(Stored records)

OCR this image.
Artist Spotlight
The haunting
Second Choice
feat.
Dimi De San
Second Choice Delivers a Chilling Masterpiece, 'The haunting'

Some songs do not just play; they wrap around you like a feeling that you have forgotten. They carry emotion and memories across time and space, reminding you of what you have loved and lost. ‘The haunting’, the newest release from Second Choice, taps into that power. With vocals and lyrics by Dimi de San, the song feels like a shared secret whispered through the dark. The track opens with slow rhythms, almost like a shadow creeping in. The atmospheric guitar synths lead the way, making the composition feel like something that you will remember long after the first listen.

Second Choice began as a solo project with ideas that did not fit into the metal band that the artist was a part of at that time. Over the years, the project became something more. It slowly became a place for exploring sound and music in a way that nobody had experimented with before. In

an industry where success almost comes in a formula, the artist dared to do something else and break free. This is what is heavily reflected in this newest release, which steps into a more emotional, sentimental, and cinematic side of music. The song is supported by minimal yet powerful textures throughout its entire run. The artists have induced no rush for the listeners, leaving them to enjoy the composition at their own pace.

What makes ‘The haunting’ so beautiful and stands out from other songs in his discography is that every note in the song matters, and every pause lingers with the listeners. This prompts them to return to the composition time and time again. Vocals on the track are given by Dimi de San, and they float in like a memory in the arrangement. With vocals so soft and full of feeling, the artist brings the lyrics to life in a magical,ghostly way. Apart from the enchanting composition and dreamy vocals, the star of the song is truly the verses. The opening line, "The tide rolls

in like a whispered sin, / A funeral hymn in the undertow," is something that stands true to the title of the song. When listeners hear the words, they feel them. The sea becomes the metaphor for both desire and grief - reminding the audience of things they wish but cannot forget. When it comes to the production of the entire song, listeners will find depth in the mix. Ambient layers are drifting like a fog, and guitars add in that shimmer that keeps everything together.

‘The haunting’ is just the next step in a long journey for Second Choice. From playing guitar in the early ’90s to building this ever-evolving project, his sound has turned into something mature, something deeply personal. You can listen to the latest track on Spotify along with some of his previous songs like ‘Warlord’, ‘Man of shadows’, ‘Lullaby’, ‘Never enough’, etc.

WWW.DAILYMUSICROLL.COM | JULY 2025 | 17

Work required:
Make a list of all lines in the data that contain "feeling".

Answer to this exercise:
Some songs do not just play; they wrap around you like a feeling that you have forgotten. They carry emotion and memories across time and space, reminding you of what you have loved and lost. ‘The haunting’, the newest release from Second Choice, taps into that power. With vocals and lyrics by Dimi de San, the song feels like a shared secret whispered through the dark. The track opens with slow rhythms, almost like a shadow creeping in. The atmospheric guitar synths lead the way, making the composition feel like something that you will remember long after the first listen.
What makes ‘The haunting’ so beautiful and stands out from other songs in his discography is that every note in the song matters, and every pause lingers with the listeners. This prompts them to return to the composition time and time again. Vocals on the track are given by Dimi de San, and they float in like a memory in the arrangement. With vocals so soft and full of feeling, the artist brings the lyrics to life in a magical,ghostly way. Apart from the enchanting composition and dreamy vocals, the star of the song is truly the verses. The opening line, "The tide rolls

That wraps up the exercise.